# TEXT EXCERPT
━━━━━━

El-Sergany elaborates on this theme: "After this album and song became centered around the idea of meteors and meteor showers, our three birthdays [Natasha, Josh, and Laura's] being in Leo season, at the peak of meteor showers, I thought surely there must be some meaning behind this in my faith. So I looked into it and, yeah, the first image that I came across is that of demons being struck down because they couldn't reach the heavens. It seemed a little cartoonish in my mind; I couldn't grasp it." Fortuitously, Goldston's friend Kenney was in town while somesurprises were recording Perseids, so they invited her to bring her knowledge and dramatic vocal stylings to the studio.

The Hafez poem that Kenney suggested revealed the metaphor's meaning to El-Sergany. "Even in Western discourse, people use the term 'demons' to mean the things they're struggling with personally. But [the poem] talked about the demon of grief and this image of meteors being able to strike out the demon of grief. And I thought that was powerful because you seem like you're a whole person regardless of what has happened to you, and understanding that and being able to transform the trauma or the bad thing that's happened to you into part of your story can therefore eliminate the power that that thing has over you. I was really inspired by that."

━━━━━━

# COLLECTED DATA
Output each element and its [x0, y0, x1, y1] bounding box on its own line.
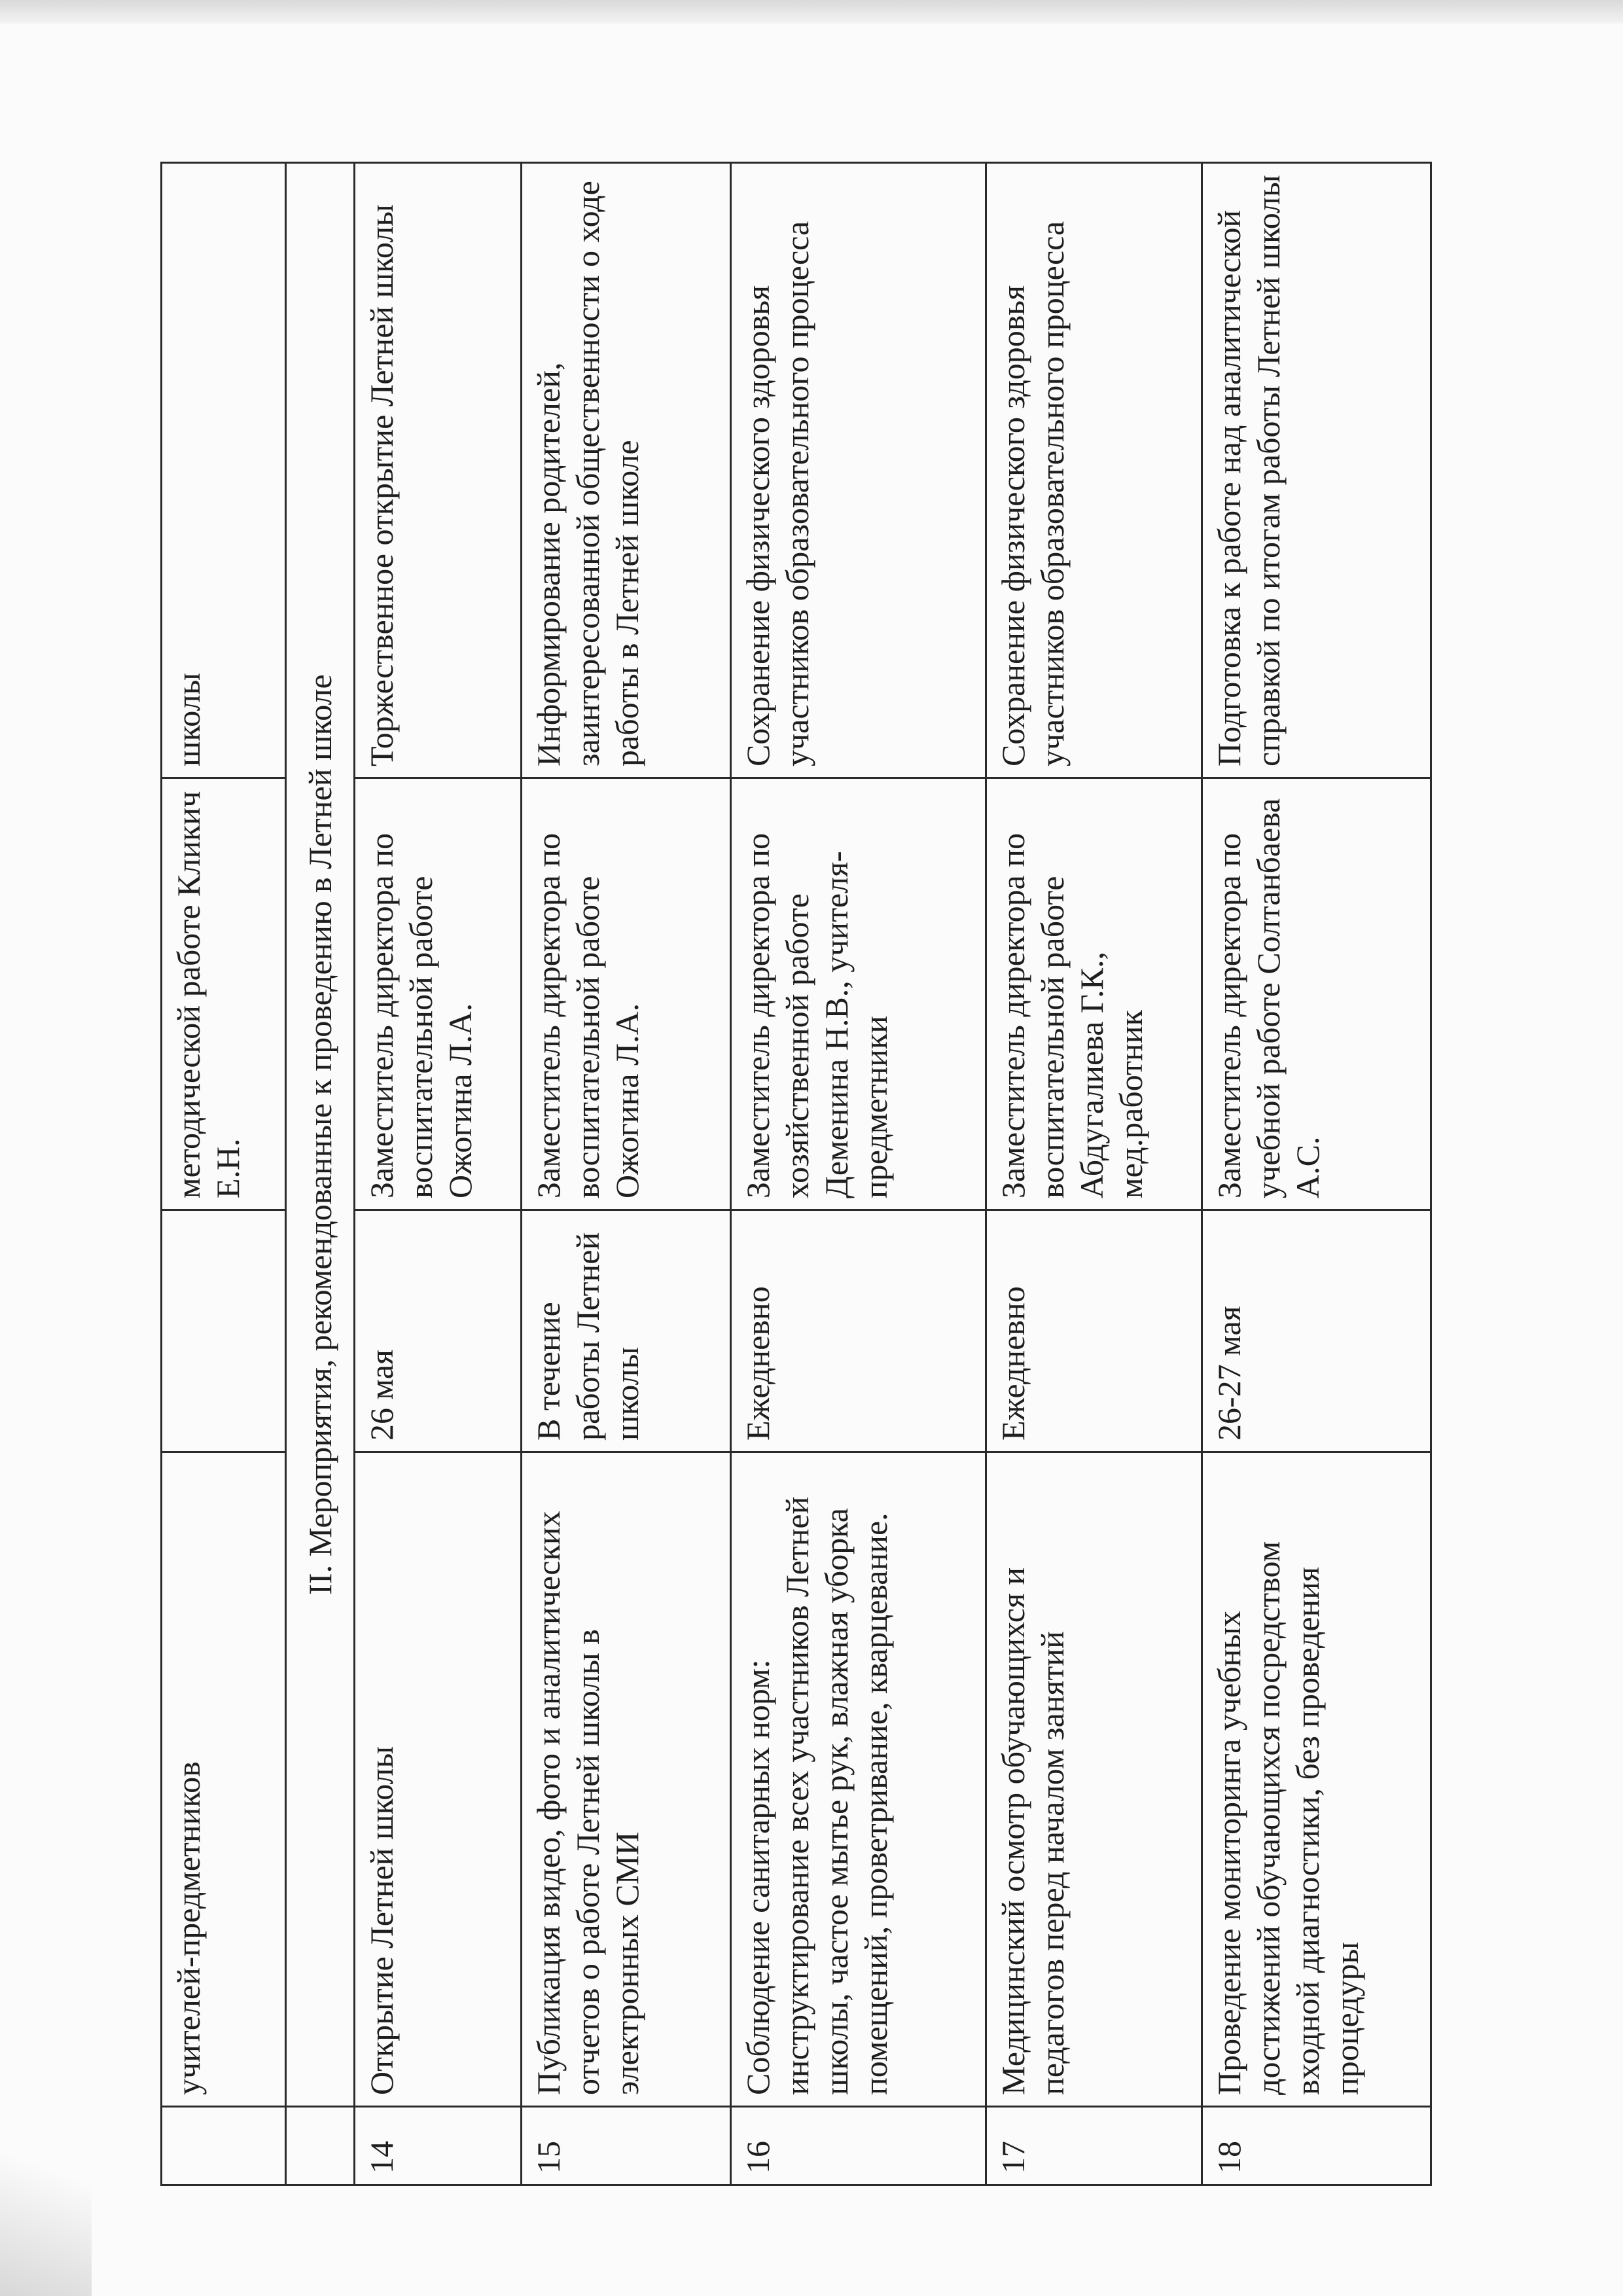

━━━━━━

# WHAT TO WORK ON
A) Duplicate the passage about the making of Perseids between "El-Sergany elaborates on" and "to the studio.", inclusive.
B) In the passage about the making of Perseids, which poet wrote the poem that Kenney suggested?
C) Continue the passage about the making of Perseids after its final sentence.

# RESPONSES TO THE EXERCISE
A)
El-Sergany elaborates on this theme: "After this album and song became centered around the idea of meteors and meteor showers, our three birthdays [Natasha, Josh, and Laura's] being in Leo season, at the peak of meteor showers, I thought surely there must be some meaning behind this in my faith. So I looked into it and, yeah, the first image that I came across is that of demons being struck down because they couldn't reach the heavens. It seemed a little cartoonish in my mind; I couldn't grasp it." Fortuitously, Goldston's friend Kenney was in town while somesurprises were recording Perseids, so they invited her to bring her knowledge and dramatic vocal stylings to the studio.

B) Hafez

C)
Throughout the album, I note, there seems to be a tension between angst-ridden lyrics and liberating music. El-Sergany agrees. "Because you can't really have one without the other. You can't get to the liberation part without the struggle. I do like to think about dream spaces where everything is the way it should be. And maybe that's not so different from being in the struggle, too. As long as you're moving toward some kind of truth, you're already there."

Only in dreams. COURTESY OF DOOM TRIP

When The Stranger interviewed El-Sergany in 2017 for a Person of Interest feature, she said, "I'm not going for escapism so much as attempting to create space for reflection on themes of love, loss, and isolation. I think it's really important to stay human now and stay connected to your imagination. So I hope that our album can help people do that." Is that still the case? "Yes. Well said," she laughs. 

Does El-Sergany view somesurprises as a vehicle to create positive change in the world? "Not really, but I think it's a way to connect with people in a really authentic way."

On Perseids, there's less reliance on motorik rhythms compared to past releases, partially due to El-Sergany writing most of the songs by herself. Also, she was listening to a lot of Cluster—especially Cluster 71 and Cluster & Eno—which led to her "wanting to have more color than structure. There was one year where I was in the .01% top listeners to Cluster on Spotify. I wear that as a badge of honor. I always liked melodic music and actual songs."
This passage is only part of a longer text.